§ SCOPO DEL COMPITO: Riscrivi come elenco numerato le righe delle voci, partendo dall'inizio e finendo con la riga che contiene "checkbox-icon[interactable] bbox=[682, 558, 693, 570]", entrambe incluse. Tralascia le righe vuote.

§ DATI:
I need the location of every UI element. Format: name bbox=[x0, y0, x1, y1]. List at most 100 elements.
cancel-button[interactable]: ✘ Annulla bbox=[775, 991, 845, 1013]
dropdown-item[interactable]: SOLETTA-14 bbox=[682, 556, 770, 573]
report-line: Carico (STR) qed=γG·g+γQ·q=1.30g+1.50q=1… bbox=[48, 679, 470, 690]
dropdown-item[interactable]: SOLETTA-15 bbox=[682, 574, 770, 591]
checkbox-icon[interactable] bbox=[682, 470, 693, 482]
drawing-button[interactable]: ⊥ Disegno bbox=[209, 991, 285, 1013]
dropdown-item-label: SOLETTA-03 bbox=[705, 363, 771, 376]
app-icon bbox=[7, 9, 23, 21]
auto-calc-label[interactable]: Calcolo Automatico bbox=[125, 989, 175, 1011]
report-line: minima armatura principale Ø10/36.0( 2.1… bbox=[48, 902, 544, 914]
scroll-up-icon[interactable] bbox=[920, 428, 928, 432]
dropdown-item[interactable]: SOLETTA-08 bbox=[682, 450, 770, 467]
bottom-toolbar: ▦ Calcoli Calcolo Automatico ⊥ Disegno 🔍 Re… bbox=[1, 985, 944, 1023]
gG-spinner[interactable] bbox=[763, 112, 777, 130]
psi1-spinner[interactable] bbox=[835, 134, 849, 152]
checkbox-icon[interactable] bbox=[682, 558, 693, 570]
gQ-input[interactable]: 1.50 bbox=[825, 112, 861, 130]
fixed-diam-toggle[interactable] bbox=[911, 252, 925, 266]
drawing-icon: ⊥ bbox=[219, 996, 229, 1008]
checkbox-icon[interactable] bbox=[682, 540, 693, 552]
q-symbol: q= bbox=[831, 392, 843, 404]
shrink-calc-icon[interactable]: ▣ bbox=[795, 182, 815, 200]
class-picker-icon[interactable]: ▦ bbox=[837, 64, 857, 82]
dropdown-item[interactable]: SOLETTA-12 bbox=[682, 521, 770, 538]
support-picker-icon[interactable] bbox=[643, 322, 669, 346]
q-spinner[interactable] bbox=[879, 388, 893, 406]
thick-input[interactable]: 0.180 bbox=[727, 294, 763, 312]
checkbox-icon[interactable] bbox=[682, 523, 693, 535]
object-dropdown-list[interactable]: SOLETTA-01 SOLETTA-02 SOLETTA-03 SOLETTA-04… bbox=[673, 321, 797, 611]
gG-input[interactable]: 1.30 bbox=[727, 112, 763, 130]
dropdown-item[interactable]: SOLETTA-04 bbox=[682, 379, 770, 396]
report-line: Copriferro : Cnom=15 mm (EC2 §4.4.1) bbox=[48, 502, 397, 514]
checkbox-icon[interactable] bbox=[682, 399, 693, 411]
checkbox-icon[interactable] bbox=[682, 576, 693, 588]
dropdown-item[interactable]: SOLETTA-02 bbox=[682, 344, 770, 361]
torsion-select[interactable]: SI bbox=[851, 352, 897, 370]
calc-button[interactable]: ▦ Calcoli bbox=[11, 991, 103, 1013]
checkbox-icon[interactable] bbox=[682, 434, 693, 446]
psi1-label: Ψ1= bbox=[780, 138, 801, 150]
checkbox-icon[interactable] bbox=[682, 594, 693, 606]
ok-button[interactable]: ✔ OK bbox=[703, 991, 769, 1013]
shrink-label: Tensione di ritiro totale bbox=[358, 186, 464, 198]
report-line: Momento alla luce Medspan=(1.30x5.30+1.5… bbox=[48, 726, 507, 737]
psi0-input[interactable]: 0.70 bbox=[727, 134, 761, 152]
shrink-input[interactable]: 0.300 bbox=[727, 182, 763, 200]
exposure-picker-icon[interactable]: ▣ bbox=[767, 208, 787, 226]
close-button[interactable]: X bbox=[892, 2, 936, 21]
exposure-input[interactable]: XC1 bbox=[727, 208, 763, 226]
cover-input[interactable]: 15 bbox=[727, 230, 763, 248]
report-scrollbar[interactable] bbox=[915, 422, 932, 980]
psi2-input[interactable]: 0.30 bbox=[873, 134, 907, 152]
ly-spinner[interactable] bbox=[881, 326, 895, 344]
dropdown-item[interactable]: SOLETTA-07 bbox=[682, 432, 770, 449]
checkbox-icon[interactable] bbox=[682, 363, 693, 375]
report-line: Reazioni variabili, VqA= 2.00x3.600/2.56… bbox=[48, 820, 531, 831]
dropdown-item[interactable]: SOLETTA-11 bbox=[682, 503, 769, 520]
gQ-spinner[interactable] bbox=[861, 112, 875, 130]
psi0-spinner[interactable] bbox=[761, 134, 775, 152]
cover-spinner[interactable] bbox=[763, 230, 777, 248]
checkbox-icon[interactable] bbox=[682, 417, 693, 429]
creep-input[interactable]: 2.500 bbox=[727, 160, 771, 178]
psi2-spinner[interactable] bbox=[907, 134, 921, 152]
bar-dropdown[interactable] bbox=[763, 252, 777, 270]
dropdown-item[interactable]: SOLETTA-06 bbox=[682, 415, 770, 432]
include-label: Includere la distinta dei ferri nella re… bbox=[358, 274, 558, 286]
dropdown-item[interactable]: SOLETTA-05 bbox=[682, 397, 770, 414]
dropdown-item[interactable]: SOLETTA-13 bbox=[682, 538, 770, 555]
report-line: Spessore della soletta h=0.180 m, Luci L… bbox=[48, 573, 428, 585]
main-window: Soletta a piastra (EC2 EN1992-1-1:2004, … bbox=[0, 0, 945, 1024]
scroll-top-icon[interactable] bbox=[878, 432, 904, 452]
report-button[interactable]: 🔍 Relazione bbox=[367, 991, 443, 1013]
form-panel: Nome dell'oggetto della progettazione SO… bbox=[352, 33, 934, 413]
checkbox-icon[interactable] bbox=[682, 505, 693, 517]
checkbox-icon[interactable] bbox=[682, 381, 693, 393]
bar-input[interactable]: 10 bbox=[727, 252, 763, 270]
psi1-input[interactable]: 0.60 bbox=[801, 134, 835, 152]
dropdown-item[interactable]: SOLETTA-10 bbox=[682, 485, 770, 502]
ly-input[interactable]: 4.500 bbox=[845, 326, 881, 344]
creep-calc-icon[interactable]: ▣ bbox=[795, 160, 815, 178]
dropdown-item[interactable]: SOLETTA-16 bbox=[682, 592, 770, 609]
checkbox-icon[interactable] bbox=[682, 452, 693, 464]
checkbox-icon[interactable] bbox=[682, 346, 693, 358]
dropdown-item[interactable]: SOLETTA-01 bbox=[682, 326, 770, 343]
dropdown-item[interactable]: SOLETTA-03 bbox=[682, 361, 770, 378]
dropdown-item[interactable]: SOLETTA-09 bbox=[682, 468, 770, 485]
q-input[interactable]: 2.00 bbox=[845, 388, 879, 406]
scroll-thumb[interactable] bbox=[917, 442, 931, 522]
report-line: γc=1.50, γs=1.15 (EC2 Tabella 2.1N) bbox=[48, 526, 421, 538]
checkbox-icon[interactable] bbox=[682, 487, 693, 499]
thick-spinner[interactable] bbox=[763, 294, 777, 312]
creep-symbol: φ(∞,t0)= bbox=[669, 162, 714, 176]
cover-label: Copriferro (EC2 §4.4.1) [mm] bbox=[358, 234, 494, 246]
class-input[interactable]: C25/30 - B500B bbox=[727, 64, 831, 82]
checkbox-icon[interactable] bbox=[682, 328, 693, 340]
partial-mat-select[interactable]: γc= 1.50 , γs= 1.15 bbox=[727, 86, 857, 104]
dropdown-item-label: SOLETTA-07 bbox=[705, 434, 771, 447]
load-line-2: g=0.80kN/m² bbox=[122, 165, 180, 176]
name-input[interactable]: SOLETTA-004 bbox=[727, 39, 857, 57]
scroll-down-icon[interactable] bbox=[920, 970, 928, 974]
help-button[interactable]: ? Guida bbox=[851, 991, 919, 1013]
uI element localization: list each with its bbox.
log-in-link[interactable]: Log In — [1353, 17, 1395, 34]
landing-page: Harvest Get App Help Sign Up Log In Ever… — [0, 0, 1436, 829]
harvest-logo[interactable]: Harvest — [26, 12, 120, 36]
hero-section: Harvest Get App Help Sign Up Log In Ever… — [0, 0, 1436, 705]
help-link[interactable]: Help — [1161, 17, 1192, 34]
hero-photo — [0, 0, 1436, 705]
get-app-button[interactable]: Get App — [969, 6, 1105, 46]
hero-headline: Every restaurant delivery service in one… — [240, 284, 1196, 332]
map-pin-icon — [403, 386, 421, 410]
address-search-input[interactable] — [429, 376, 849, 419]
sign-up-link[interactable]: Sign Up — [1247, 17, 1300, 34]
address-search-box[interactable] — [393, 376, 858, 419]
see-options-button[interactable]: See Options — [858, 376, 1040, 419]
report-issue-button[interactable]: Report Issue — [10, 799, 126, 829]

§ SOLUZIONE:
1. I need the location of every UI element. Format: name bbox=[x0, y0, x1, y1]. List at most 100 elements.
2. cancel-button[interactable]: ✘ Annulla bbox=[775, 991, 845, 1013]
3. dropdown-item[interactable]: SOLETTA-14 bbox=[682, 556, 770, 573]
4. report-line: Carico (STR) qed=γG·g+γQ·q=1.30g+1.50q=1… bbox=[48, 679, 470, 690]
5. dropdown-item[interactable]: SOLETTA-15 bbox=[682, 574, 770, 591]
6. checkbox-icon[interactable] bbox=[682, 470, 693, 482]
7. drawing-button[interactable]: ⊥ Disegno bbox=[209, 991, 285, 1013]
8. dropdown-item-label: SOLETTA-03 bbox=[705, 363, 771, 376]
9. app-icon bbox=[7, 9, 23, 21]
10. auto-calc-label[interactable]: Calcolo Automatico bbox=[125, 989, 175, 1011]
11. report-line: minima armatura principale Ø10/36.0( 2.1… bbox=[48, 902, 544, 914]
12. scroll-up-icon[interactable] bbox=[920, 428, 928, 432]
13. dropdown-item[interactable]: SOLETTA-08 bbox=[682, 450, 770, 467]
14. bottom-toolbar: ▦ Calcoli Calcolo Automatico ⊥ Disegno 🔍 Re… bbox=[1, 985, 944, 1023]
15. gG-spinner[interactable] bbox=[763, 112, 777, 130]
16. psi1-spinner[interactable] bbox=[835, 134, 849, 152]
17. checkbox-icon[interactable] bbox=[682, 558, 693, 570]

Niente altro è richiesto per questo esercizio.